▶ [WRITTEN EXERCISE] List all lines of the data that include the string "marker".

---- RECORDS PROVIDED

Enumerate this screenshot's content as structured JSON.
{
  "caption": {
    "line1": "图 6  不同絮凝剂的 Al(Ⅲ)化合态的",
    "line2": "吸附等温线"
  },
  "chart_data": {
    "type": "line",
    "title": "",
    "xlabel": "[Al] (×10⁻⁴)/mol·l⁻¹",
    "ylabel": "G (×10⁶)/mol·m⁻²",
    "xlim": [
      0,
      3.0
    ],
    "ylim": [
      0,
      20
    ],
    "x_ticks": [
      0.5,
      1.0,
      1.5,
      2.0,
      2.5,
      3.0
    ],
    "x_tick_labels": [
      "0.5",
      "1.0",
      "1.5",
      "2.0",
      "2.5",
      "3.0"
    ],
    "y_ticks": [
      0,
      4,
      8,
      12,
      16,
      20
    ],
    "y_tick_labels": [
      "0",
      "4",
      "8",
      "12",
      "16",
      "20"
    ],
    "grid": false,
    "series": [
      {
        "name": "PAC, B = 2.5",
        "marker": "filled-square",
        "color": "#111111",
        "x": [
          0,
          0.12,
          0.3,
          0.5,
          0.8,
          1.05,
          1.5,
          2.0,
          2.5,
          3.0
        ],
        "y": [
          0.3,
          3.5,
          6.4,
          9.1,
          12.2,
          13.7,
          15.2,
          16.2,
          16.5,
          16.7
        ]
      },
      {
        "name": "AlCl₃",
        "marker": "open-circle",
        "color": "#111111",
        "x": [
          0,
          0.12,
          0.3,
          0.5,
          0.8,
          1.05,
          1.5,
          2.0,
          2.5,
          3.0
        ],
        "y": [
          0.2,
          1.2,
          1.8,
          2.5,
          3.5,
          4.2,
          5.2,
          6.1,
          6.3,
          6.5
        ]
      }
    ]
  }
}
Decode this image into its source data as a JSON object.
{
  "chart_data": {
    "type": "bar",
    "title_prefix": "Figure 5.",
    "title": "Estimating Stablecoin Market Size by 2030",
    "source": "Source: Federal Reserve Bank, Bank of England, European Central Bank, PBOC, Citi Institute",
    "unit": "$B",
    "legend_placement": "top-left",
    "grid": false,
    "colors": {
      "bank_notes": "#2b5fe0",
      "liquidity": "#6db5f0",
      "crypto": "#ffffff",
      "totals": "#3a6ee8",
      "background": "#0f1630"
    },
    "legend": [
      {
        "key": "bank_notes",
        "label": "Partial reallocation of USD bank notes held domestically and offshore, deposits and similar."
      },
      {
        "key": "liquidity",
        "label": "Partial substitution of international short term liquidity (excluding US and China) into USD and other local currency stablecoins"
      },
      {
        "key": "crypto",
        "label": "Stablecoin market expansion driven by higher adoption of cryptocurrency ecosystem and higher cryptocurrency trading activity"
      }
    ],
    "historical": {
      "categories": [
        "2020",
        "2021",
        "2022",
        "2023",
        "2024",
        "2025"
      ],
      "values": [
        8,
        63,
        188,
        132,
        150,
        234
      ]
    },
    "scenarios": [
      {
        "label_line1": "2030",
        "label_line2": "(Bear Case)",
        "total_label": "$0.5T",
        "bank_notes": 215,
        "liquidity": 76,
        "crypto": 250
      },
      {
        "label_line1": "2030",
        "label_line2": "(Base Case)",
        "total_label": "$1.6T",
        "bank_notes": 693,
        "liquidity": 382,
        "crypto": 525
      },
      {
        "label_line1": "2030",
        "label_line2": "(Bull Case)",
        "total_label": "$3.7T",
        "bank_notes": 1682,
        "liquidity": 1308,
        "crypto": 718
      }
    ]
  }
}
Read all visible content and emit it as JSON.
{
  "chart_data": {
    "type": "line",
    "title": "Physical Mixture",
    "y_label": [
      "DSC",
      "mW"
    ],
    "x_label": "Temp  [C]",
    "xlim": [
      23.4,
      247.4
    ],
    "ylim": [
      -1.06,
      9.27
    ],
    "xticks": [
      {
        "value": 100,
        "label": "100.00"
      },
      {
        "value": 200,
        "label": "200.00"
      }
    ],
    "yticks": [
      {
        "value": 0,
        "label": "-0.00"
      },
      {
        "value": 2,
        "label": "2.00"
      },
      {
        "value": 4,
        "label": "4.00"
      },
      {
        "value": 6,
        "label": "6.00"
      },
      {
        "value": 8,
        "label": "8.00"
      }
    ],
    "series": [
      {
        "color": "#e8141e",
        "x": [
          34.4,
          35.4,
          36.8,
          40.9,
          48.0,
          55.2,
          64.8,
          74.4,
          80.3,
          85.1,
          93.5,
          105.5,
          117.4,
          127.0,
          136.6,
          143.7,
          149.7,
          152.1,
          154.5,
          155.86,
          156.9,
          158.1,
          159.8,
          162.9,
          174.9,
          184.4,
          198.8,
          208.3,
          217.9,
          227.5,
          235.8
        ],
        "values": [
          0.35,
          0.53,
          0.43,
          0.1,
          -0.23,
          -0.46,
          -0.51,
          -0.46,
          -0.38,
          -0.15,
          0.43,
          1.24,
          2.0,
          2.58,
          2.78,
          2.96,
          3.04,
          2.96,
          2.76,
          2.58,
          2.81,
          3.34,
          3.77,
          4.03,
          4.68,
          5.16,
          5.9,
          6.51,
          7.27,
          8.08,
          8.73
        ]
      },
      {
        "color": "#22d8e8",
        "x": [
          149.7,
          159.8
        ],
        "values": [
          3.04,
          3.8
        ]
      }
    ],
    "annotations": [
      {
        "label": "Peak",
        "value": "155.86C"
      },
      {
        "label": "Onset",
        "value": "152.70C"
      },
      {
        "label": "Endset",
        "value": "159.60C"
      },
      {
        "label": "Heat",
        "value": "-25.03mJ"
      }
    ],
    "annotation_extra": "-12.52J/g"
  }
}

--------

▶ [SOLUTION]
        "marker": "filled-square",
        "marker": "open-circle",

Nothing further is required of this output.